Requirement:
Format the records below as a numbered list, starting with the line that contains "Bar [231,198,259,250]" and going through the line that contains "Bar [662,73,677,198]", both included. Drop any blank lines.

--- START Supplied records ---

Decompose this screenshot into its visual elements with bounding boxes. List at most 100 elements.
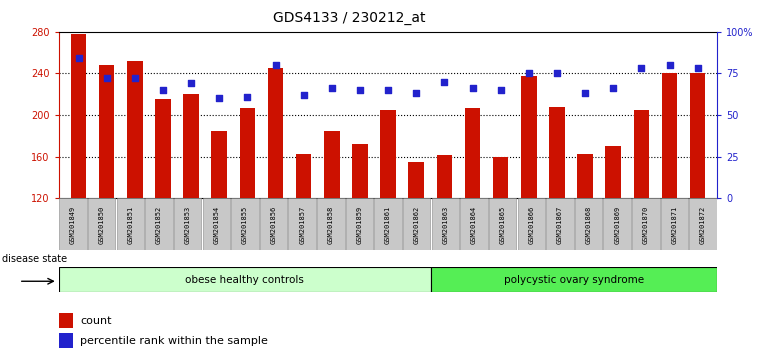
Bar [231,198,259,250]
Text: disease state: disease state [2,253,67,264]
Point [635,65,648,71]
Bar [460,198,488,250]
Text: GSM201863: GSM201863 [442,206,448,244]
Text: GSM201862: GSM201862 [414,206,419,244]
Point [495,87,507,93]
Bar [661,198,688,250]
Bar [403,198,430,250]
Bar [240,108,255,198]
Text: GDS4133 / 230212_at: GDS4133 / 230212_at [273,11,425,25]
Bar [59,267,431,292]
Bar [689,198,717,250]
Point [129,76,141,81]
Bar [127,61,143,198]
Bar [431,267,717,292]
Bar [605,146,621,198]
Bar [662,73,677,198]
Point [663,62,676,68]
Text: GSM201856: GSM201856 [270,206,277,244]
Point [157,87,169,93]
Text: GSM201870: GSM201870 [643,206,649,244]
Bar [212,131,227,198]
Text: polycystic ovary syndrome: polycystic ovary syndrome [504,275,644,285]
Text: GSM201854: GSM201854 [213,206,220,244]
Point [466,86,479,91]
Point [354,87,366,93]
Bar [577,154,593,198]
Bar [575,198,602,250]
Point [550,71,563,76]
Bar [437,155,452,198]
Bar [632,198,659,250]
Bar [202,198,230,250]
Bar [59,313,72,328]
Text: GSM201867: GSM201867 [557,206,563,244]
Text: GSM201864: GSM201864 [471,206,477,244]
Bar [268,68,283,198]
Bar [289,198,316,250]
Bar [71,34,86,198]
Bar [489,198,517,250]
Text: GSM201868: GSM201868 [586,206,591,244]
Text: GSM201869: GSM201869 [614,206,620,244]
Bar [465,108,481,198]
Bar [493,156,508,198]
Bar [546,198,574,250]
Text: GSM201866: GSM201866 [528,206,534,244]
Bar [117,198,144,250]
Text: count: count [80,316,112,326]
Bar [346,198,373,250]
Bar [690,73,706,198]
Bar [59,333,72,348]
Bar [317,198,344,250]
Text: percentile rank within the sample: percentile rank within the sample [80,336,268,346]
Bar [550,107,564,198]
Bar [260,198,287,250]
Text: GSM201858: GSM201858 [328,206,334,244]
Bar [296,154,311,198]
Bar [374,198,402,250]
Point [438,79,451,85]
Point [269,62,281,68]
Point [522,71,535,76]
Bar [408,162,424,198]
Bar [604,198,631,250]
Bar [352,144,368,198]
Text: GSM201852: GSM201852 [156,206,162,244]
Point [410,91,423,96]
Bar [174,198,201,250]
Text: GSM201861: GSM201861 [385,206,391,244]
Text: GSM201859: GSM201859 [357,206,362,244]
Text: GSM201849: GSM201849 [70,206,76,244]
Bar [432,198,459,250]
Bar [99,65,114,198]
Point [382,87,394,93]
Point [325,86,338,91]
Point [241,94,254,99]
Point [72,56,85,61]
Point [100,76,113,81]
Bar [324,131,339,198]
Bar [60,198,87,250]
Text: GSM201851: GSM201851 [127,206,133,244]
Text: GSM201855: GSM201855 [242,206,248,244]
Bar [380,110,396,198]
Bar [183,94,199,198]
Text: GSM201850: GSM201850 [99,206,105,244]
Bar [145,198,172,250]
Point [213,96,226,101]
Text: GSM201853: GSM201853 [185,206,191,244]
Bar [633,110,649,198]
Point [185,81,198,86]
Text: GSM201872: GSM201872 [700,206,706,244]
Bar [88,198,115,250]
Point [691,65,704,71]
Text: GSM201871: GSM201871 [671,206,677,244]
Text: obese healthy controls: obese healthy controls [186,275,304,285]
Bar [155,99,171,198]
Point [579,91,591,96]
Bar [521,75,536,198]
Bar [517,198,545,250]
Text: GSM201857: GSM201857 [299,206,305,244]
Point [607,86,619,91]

--- END Supplied records ---
--- START Supplied records ---

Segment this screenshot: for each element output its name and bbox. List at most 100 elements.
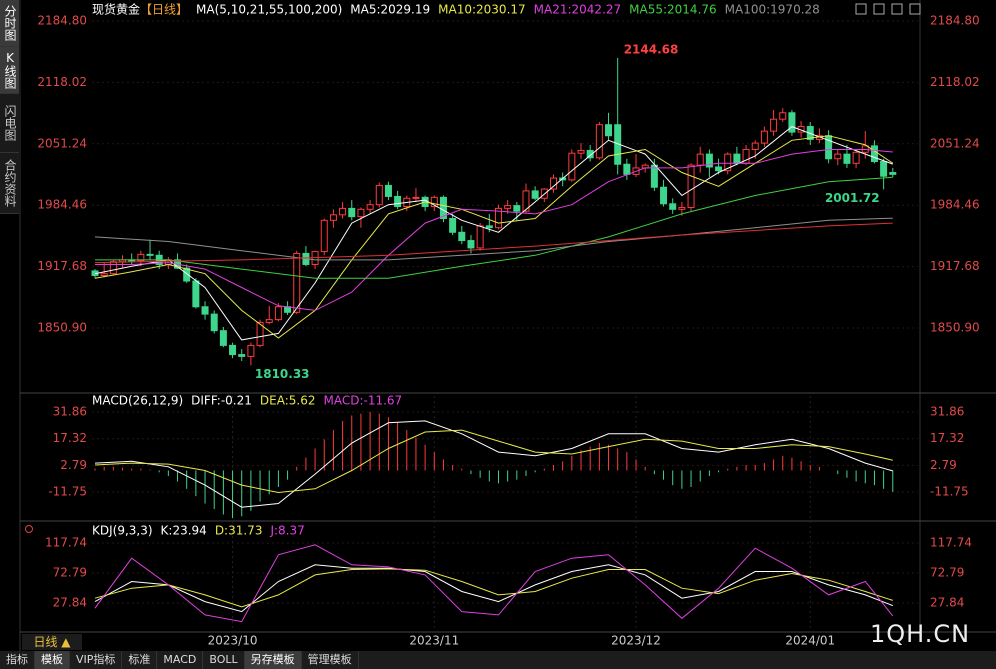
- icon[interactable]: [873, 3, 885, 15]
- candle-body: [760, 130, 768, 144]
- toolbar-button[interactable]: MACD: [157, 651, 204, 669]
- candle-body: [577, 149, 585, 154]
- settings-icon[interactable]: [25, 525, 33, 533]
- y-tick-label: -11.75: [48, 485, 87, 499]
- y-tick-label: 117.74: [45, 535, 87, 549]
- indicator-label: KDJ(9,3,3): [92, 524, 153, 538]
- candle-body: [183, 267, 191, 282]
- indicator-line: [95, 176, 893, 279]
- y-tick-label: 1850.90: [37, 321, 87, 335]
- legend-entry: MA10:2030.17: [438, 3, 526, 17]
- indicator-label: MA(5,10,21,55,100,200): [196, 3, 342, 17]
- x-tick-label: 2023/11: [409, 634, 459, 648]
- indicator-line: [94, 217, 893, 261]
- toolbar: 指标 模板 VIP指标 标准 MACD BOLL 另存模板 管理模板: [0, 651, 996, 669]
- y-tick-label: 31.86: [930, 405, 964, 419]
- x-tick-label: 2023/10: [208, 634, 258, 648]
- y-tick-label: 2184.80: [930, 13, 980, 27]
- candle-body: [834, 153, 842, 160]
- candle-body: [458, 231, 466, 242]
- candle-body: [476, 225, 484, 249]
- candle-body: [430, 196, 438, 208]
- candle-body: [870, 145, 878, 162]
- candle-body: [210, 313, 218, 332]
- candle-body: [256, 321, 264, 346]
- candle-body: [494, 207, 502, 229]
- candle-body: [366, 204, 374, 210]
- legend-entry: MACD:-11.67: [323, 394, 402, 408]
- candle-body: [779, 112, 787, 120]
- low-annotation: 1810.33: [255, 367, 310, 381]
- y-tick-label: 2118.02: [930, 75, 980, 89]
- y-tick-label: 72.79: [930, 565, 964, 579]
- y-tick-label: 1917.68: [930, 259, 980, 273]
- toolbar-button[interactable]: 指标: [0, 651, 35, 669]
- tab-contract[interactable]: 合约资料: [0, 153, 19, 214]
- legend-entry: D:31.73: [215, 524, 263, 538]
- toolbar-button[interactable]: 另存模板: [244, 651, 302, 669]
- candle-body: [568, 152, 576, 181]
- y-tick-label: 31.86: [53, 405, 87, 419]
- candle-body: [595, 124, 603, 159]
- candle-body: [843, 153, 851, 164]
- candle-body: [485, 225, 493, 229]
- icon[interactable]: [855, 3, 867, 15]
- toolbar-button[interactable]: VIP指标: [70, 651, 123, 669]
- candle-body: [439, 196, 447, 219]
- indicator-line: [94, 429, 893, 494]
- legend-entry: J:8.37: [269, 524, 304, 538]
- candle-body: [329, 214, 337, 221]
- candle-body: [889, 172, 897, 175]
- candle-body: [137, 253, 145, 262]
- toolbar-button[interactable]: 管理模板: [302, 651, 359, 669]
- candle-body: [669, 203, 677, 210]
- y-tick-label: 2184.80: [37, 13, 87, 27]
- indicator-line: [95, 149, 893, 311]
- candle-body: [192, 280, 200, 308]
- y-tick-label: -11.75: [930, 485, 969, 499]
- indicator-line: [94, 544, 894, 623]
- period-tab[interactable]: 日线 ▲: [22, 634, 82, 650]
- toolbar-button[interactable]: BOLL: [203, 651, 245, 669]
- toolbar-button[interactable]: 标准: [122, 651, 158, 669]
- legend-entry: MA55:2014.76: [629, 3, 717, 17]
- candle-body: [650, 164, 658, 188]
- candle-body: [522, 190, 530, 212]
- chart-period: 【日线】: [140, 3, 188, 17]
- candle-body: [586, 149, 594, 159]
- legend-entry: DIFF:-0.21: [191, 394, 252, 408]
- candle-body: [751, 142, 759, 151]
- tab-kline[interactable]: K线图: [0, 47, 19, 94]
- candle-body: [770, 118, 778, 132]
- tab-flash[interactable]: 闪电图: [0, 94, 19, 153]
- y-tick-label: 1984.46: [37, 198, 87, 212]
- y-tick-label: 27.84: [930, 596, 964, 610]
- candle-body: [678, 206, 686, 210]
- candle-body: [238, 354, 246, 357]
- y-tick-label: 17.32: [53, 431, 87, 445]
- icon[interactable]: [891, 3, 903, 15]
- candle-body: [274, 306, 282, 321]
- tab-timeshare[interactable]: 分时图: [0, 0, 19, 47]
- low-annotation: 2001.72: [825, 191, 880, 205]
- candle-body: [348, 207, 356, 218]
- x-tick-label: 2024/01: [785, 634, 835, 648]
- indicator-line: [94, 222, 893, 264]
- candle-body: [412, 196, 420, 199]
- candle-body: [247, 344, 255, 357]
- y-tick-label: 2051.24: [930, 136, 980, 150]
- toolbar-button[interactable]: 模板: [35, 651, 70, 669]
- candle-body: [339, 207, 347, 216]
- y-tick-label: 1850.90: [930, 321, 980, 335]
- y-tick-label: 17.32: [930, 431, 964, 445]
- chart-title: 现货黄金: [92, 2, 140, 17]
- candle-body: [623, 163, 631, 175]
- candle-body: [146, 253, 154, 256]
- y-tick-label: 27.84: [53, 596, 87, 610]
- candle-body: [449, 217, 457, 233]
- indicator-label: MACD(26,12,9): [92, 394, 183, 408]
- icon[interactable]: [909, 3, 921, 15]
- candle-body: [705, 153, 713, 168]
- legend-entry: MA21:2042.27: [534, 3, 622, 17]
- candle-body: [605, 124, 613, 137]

--- END Supplied records ---

The completed task:
1. Bar [231,198,259,250]
2. Text: disease state: disease state [2,253,67,264]
3. Point [635,65,648,71]
4. Bar [460,198,488,250]
5. Text: GSM201863: GSM201863 [442,206,448,244]
6. Text: GSM201862: GSM201862 [414,206,419,244]
7. Point [495,87,507,93]
8. Bar [661,198,688,250]
9. Bar [403,198,430,250]
10. Bar [240,108,255,198]
11. Text: GDS4133 / 230212_at: GDS4133 / 230212_at [273,11,425,25]
12. Bar [59,267,431,292]
13. Bar [689,198,717,250]
14. Point [129,76,141,81]
15. Bar [127,61,143,198]
16. Bar [431,267,717,292]
17. Bar [605,146,621,198]
18. Bar [662,73,677,198]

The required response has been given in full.